>> begin STORED ROWS

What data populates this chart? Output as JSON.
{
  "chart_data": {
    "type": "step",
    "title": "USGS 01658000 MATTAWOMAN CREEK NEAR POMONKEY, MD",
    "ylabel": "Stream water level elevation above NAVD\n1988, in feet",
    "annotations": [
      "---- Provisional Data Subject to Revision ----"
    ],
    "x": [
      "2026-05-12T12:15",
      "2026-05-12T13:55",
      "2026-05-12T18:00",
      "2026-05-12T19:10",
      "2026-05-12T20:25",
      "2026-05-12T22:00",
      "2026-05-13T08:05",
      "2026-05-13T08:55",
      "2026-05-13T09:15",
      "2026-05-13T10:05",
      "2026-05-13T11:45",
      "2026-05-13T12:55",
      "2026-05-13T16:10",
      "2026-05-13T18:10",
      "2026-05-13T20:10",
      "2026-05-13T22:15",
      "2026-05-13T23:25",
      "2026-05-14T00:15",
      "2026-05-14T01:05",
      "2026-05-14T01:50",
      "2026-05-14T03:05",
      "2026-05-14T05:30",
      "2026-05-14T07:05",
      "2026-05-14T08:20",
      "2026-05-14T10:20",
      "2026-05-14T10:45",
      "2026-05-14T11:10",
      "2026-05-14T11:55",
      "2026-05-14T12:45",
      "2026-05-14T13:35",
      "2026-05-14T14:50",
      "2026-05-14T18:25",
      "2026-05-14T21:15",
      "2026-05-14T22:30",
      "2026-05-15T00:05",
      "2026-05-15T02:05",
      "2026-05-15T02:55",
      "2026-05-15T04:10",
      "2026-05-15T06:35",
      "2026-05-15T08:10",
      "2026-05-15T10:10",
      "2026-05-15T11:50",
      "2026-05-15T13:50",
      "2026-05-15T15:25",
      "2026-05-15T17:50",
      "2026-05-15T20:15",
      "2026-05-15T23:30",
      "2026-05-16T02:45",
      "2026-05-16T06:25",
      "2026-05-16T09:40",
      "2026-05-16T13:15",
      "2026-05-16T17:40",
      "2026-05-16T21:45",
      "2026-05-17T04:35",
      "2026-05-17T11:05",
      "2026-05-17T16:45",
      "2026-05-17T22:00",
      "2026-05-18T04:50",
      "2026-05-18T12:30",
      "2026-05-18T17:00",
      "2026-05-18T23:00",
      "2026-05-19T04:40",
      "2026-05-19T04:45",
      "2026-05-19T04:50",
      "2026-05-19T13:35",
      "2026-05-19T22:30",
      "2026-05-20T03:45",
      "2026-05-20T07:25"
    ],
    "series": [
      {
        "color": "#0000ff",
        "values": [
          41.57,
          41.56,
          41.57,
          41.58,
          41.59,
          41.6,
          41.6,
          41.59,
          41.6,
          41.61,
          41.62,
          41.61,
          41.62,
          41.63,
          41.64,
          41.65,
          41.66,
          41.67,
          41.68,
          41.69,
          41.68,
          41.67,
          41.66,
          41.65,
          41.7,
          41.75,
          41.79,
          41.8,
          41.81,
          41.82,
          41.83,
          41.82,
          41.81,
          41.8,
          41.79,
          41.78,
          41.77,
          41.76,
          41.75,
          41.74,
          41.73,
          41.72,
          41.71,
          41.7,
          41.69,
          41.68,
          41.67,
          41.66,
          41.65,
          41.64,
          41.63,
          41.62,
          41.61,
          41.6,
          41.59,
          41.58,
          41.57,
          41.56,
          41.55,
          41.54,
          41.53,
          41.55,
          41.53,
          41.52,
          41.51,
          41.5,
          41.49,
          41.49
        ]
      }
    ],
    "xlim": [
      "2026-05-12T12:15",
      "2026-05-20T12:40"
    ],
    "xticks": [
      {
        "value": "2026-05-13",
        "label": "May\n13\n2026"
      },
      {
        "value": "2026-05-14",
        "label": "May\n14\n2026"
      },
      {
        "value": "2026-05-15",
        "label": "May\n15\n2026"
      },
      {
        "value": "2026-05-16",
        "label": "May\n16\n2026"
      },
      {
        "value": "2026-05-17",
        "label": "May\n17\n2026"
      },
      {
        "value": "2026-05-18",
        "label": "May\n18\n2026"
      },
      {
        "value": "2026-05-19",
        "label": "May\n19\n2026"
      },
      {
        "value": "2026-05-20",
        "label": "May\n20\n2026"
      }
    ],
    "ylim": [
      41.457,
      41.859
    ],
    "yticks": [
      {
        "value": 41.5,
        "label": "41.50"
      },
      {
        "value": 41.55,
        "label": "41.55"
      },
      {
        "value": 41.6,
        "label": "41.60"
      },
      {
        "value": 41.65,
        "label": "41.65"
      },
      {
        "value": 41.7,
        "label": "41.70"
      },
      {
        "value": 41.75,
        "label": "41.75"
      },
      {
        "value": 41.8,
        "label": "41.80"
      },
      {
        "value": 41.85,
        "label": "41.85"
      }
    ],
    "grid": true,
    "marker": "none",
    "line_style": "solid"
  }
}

>> end STORED ROWS

## WORK TO DO:
Give back the data above exactly as it appears.

## RESPONSE:
What data populates this chart? Output as JSON.
{
  "chart_data": {
    "type": "step",
    "title": "USGS 01658000 MATTAWOMAN CREEK NEAR POMONKEY, MD",
    "ylabel": "Stream water level elevation above NAVD\n1988, in feet",
    "annotations": [
      "---- Provisional Data Subject to Revision ----"
    ],
    "x": [
      "2026-05-12T12:15",
      "2026-05-12T13:55",
      "2026-05-12T18:00",
      "2026-05-12T19:10",
      "2026-05-12T20:25",
      "2026-05-12T22:00",
      "2026-05-13T08:05",
      "2026-05-13T08:55",
      "2026-05-13T09:15",
      "2026-05-13T10:05",
      "2026-05-13T11:45",
      "2026-05-13T12:55",
      "2026-05-13T16:10",
      "2026-05-13T18:10",
      "2026-05-13T20:10",
      "2026-05-13T22:15",
      "2026-05-13T23:25",
      "2026-05-14T00:15",
      "2026-05-14T01:05",
      "2026-05-14T01:50",
      "2026-05-14T03:05",
      "2026-05-14T05:30",
      "2026-05-14T07:05",
      "2026-05-14T08:20",
      "2026-05-14T10:20",
      "2026-05-14T10:45",
      "2026-05-14T11:10",
      "2026-05-14T11:55",
      "2026-05-14T12:45",
      "2026-05-14T13:35",
      "2026-05-14T14:50",
      "2026-05-14T18:25",
      "2026-05-14T21:15",
      "2026-05-14T22:30",
      "2026-05-15T00:05",
      "2026-05-15T02:05",
      "2026-05-15T02:55",
      "2026-05-15T04:10",
      "2026-05-15T06:35",
      "2026-05-15T08:10",
      "2026-05-15T10:10",
      "2026-05-15T11:50",
      "2026-05-15T13:50",
      "2026-05-15T15:25",
      "2026-05-15T17:50",
      "2026-05-15T20:15",
      "2026-05-15T23:30",
      "2026-05-16T02:45",
      "2026-05-16T06:25",
      "2026-05-16T09:40",
      "2026-05-16T13:15",
      "2026-05-16T17:40",
      "2026-05-16T21:45",
      "2026-05-17T04:35",
      "2026-05-17T11:05",
      "2026-05-17T16:45",
      "2026-05-17T22:00",
      "2026-05-18T04:50",
      "2026-05-18T12:30",
      "2026-05-18T17:00",
      "2026-05-18T23:00",
      "2026-05-19T04:40",
      "2026-05-19T04:45",
      "2026-05-19T04:50",
      "2026-05-19T13:35",
      "2026-05-19T22:30",
      "2026-05-20T03:45",
      "2026-05-20T07:25"
    ],
    "series": [
      {
        "color": "#0000ff",
        "values": [
          41.57,
          41.56,
          41.57,
          41.58,
          41.59,
          41.6,
          41.6,
          41.59,
          41.6,
          41.61,
          41.62,
          41.61,
          41.62,
          41.63,
          41.64,
          41.65,
          41.66,
          41.67,
          41.68,
          41.69,
          41.68,
          41.67,
          41.66,
          41.65,
          41.7,
          41.75,
          41.79,
          41.8,
          41.81,
          41.82,
          41.83,
          41.82,
          41.81,
          41.8,
          41.79,
          41.78,
          41.77,
          41.76,
          41.75,
          41.74,
          41.73,
          41.72,
          41.71,
          41.7,
          41.69,
          41.68,
          41.67,
          41.66,
          41.65,
          41.64,
          41.63,
          41.62,
          41.61,
          41.6,
          41.59,
          41.58,
          41.57,
          41.56,
          41.55,
          41.54,
          41.53,
          41.55,
          41.53,
          41.52,
          41.51,
          41.5,
          41.49,
          41.49
        ]
      }
    ],
    "xlim": [
      "2026-05-12T12:15",
      "2026-05-20T12:40"
    ],
    "xticks": [
      {
        "value": "2026-05-13",
        "label": "May\n13\n2026"
      },
      {
        "value": "2026-05-14",
        "label": "May\n14\n2026"
      },
      {
        "value": "2026-05-15",
        "label": "May\n15\n2026"
      },
      {
        "value": "2026-05-16",
        "label": "May\n16\n2026"
      },
      {
        "value": "2026-05-17",
        "label": "May\n17\n2026"
      },
      {
        "value": "2026-05-18",
        "label": "May\n18\n2026"
      },
      {
        "value": "2026-05-19",
        "label": "May\n19\n2026"
      },
      {
        "value": "2026-05-20",
        "label": "May\n20\n2026"
      }
    ],
    "ylim": [
      41.457,
      41.859
    ],
    "yticks": [
      {
        "value": 41.5,
        "label": "41.50"
      },
      {
        "value": 41.55,
        "label": "41.55"
      },
      {
        "value": 41.6,
        "label": "41.60"
      },
      {
        "value": 41.65,
        "label": "41.65"
      },
      {
        "value": 41.7,
        "label": "41.70"
      },
      {
        "value": 41.75,
        "label": "41.75"
      },
      {
        "value": 41.8,
        "label": "41.80"
      },
      {
        "value": 41.85,
        "label": "41.85"
      }
    ],
    "grid": true,
    "marker": "none",
    "line_style": "solid"
  }
}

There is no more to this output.